TASK INSTRUCTIONS:
Exclude the pictures and retype the entries as written.

MATERIAL FOR THE TASK:

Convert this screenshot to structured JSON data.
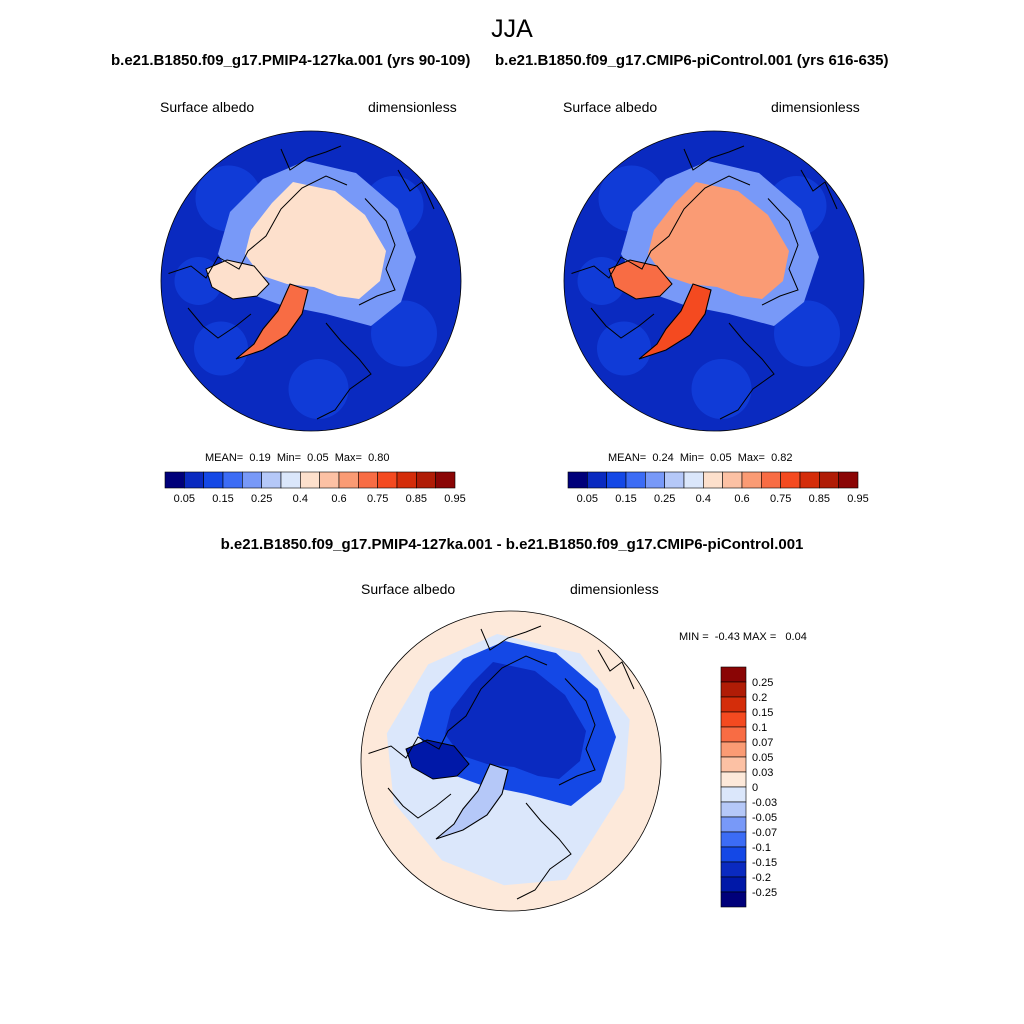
{
  "figure": {
    "title": "JJA",
    "panels": [
      {
        "run": "b.e21.B1850.f09_g17.PMIP4-127ka.001 (yrs 90-109)",
        "variable": "Surface albedo",
        "units": "dimensionless",
        "stats": {
          "mean_label": "MEAN=",
          "mean": "0.19",
          "min_label": "Min=",
          "min": "0.05",
          "max_label": "Max=",
          "max": "0.80"
        }
      },
      {
        "run": "b.e21.B1850.f09_g17.CMIP6-piControl.001 (yrs 616-635)",
        "variable": "Surface albedo",
        "units": "dimensionless",
        "stats": {
          "mean_label": "MEAN=",
          "mean": "0.24",
          "min_label": "Min=",
          "min": "0.05",
          "max_label": "Max=",
          "max": "0.82"
        }
      }
    ],
    "diff_panel": {
      "title": "b.e21.B1850.f09_g17.PMIP4-127ka.001 - b.e21.B1850.f09_g17.CMIP6-piControl.001",
      "variable": "Surface albedo",
      "units": "dimensionless",
      "stats": {
        "min_label": "MIN =",
        "min": "-0.43",
        "max_label": "MAX =",
        "max": "0.04"
      }
    }
  },
  "chart_data": [
    {
      "type": "heatmap",
      "projection": "north polar stereographic",
      "title": "b.e21.B1850.f09_g17.PMIP4-127ka.001 (yrs 90-109)",
      "variable": "Surface albedo",
      "units": "dimensionless",
      "season": "JJA",
      "mean": 0.19,
      "min": 0.05,
      "max": 0.8,
      "regions": {
        "open_ocean_and_land": 0.1,
        "arctic_sea_ice": 0.45,
        "greenland_ice_sheet": 0.75
      },
      "colorbar": {
        "orientation": "horizontal",
        "levels": [
          0.05,
          0.1,
          0.15,
          0.2,
          0.25,
          0.3,
          0.4,
          0.5,
          0.6,
          0.7,
          0.75,
          0.8,
          0.85,
          0.9,
          0.95
        ],
        "tick_labels": [
          "0.05",
          "0.15",
          "0.25",
          "0.4",
          "0.6",
          "0.75",
          "0.85",
          "0.95"
        ],
        "colors": [
          "#00007a",
          "#0a2ac0",
          "#1448e6",
          "#3c6cf5",
          "#7899f8",
          "#b5c8f8",
          "#dbe7fb",
          "#fde0cc",
          "#fcc1a4",
          "#fa9b74",
          "#f86c44",
          "#f44a20",
          "#d42d0a",
          "#b01c06",
          "#8a0505"
        ]
      }
    },
    {
      "type": "heatmap",
      "projection": "north polar stereographic",
      "title": "b.e21.B1850.f09_g17.CMIP6-piControl.001 (yrs 616-635)",
      "variable": "Surface albedo",
      "units": "dimensionless",
      "season": "JJA",
      "mean": 0.24,
      "min": 0.05,
      "max": 0.82,
      "regions": {
        "open_ocean_and_land": 0.1,
        "arctic_sea_ice": 0.65,
        "greenland_ice_sheet": 0.8
      },
      "colorbar": {
        "orientation": "horizontal",
        "levels": [
          0.05,
          0.1,
          0.15,
          0.2,
          0.25,
          0.3,
          0.4,
          0.5,
          0.6,
          0.7,
          0.75,
          0.8,
          0.85,
          0.9,
          0.95
        ],
        "tick_labels": [
          "0.05",
          "0.15",
          "0.25",
          "0.4",
          "0.6",
          "0.75",
          "0.85",
          "0.95"
        ],
        "colors": [
          "#00007a",
          "#0a2ac0",
          "#1448e6",
          "#3c6cf5",
          "#7899f8",
          "#b5c8f8",
          "#dbe7fb",
          "#fde0cc",
          "#fcc1a4",
          "#fa9b74",
          "#f86c44",
          "#f44a20",
          "#d42d0a",
          "#b01c06",
          "#8a0505"
        ]
      }
    },
    {
      "type": "heatmap",
      "projection": "north polar stereographic",
      "title": "b.e21.B1850.f09_g17.PMIP4-127ka.001 - b.e21.B1850.f09_g17.CMIP6-piControl.001",
      "variable": "Surface albedo",
      "units": "dimensionless",
      "season": "JJA",
      "min": -0.43,
      "max": 0.04,
      "regions": {
        "far_field": 0.02,
        "subarctic_land": -0.01,
        "arctic_ocean": -0.2,
        "canadian_archipelago": -0.25,
        "greenland_ice_sheet": -0.05
      },
      "colorbar": {
        "orientation": "vertical",
        "tick_labels": [
          "0.25",
          "0.2",
          "0.15",
          "0.1",
          "0.07",
          "0.05",
          "0.03",
          "0",
          "-0.03",
          "-0.05",
          "-0.07",
          "-0.1",
          "-0.15",
          "-0.2",
          "-0.25"
        ],
        "colors": [
          "#8a0505",
          "#b01c06",
          "#d42d0a",
          "#f44a20",
          "#f86c44",
          "#fa9b74",
          "#fcc1a4",
          "#fde9da",
          "#dbe7fb",
          "#b5c8f8",
          "#7899f8",
          "#3c6cf5",
          "#1448e6",
          "#0a2ac0",
          "#0018a8",
          "#00007a"
        ]
      }
    }
  ]
}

COMPLETED EXERCISE:
Convert this screenshot to structured JSON data.
{
  "figure": {
    "title": "JJA",
    "panels": [
      {
        "run": "b.e21.B1850.f09_g17.PMIP4-127ka.001 (yrs 90-109)",
        "variable": "Surface albedo",
        "units": "dimensionless",
        "stats": {
          "mean_label": "MEAN=",
          "mean": "0.19",
          "min_label": "Min=",
          "min": "0.05",
          "max_label": "Max=",
          "max": "0.80"
        }
      },
      {
        "run": "b.e21.B1850.f09_g17.CMIP6-piControl.001 (yrs 616-635)",
        "variable": "Surface albedo",
        "units": "dimensionless",
        "stats": {
          "mean_label": "MEAN=",
          "mean": "0.24",
          "min_label": "Min=",
          "min": "0.05",
          "max_label": "Max=",
          "max": "0.82"
        }
      }
    ],
    "diff_panel": {
      "title": "b.e21.B1850.f09_g17.PMIP4-127ka.001 - b.e21.B1850.f09_g17.CMIP6-piControl.001",
      "variable": "Surface albedo",
      "units": "dimensionless",
      "stats": {
        "min_label": "MIN =",
        "min": "-0.43",
        "max_label": "MAX =",
        "max": "0.04"
      }
    }
  },
  "chart_data": [
    {
      "type": "heatmap",
      "projection": "north polar stereographic",
      "title": "b.e21.B1850.f09_g17.PMIP4-127ka.001 (yrs 90-109)",
      "variable": "Surface albedo",
      "units": "dimensionless",
      "season": "JJA",
      "mean": 0.19,
      "min": 0.05,
      "max": 0.8,
      "regions": {
        "open_ocean_and_land": 0.1,
        "arctic_sea_ice": 0.45,
        "greenland_ice_sheet": 0.75
      },
      "colorbar": {
        "orientation": "horizontal",
        "levels": [
          0.05,
          0.1,
          0.15,
          0.2,
          0.25,
          0.3,
          0.4,
          0.5,
          0.6,
          0.7,
          0.75,
          0.8,
          0.85,
          0.9,
          0.95
        ],
        "tick_labels": [
          "0.05",
          "0.15",
          "0.25",
          "0.4",
          "0.6",
          "0.75",
          "0.85",
          "0.95"
        ],
        "colors": [
          "#00007a",
          "#0a2ac0",
          "#1448e6",
          "#3c6cf5",
          "#7899f8",
          "#b5c8f8",
          "#dbe7fb",
          "#fde0cc",
          "#fcc1a4",
          "#fa9b74",
          "#f86c44",
          "#f44a20",
          "#d42d0a",
          "#b01c06",
          "#8a0505"
        ]
      }
    },
    {
      "type": "heatmap",
      "projection": "north polar stereographic",
      "title": "b.e21.B1850.f09_g17.CMIP6-piControl.001 (yrs 616-635)",
      "variable": "Surface albedo",
      "units": "dimensionless",
      "season": "JJA",
      "mean": 0.24,
      "min": 0.05,
      "max": 0.82,
      "regions": {
        "open_ocean_and_land": 0.1,
        "arctic_sea_ice": 0.65,
        "greenland_ice_sheet": 0.8
      },
      "colorbar": {
        "orientation": "horizontal",
        "levels": [
          0.05,
          0.1,
          0.15,
          0.2,
          0.25,
          0.3,
          0.4,
          0.5,
          0.6,
          0.7,
          0.75,
          0.8,
          0.85,
          0.9,
          0.95
        ],
        "tick_labels": [
          "0.05",
          "0.15",
          "0.25",
          "0.4",
          "0.6",
          "0.75",
          "0.85",
          "0.95"
        ],
        "colors": [
          "#00007a",
          "#0a2ac0",
          "#1448e6",
          "#3c6cf5",
          "#7899f8",
          "#b5c8f8",
          "#dbe7fb",
          "#fde0cc",
          "#fcc1a4",
          "#fa9b74",
          "#f86c44",
          "#f44a20",
          "#d42d0a",
          "#b01c06",
          "#8a0505"
        ]
      }
    },
    {
      "type": "heatmap",
      "projection": "north polar stereographic",
      "title": "b.e21.B1850.f09_g17.PMIP4-127ka.001 - b.e21.B1850.f09_g17.CMIP6-piControl.001",
      "variable": "Surface albedo",
      "units": "dimensionless",
      "season": "JJA",
      "min": -0.43,
      "max": 0.04,
      "regions": {
        "far_field": 0.02,
        "subarctic_land": -0.01,
        "arctic_ocean": -0.2,
        "canadian_archipelago": -0.25,
        "greenland_ice_sheet": -0.05
      },
      "colorbar": {
        "orientation": "vertical",
        "tick_labels": [
          "0.25",
          "0.2",
          "0.15",
          "0.1",
          "0.07",
          "0.05",
          "0.03",
          "0",
          "-0.03",
          "-0.05",
          "-0.07",
          "-0.1",
          "-0.15",
          "-0.2",
          "-0.25"
        ],
        "colors": [
          "#8a0505",
          "#b01c06",
          "#d42d0a",
          "#f44a20",
          "#f86c44",
          "#fa9b74",
          "#fcc1a4",
          "#fde9da",
          "#dbe7fb",
          "#b5c8f8",
          "#7899f8",
          "#3c6cf5",
          "#1448e6",
          "#0a2ac0",
          "#0018a8",
          "#00007a"
        ]
      }
    }
  ]
}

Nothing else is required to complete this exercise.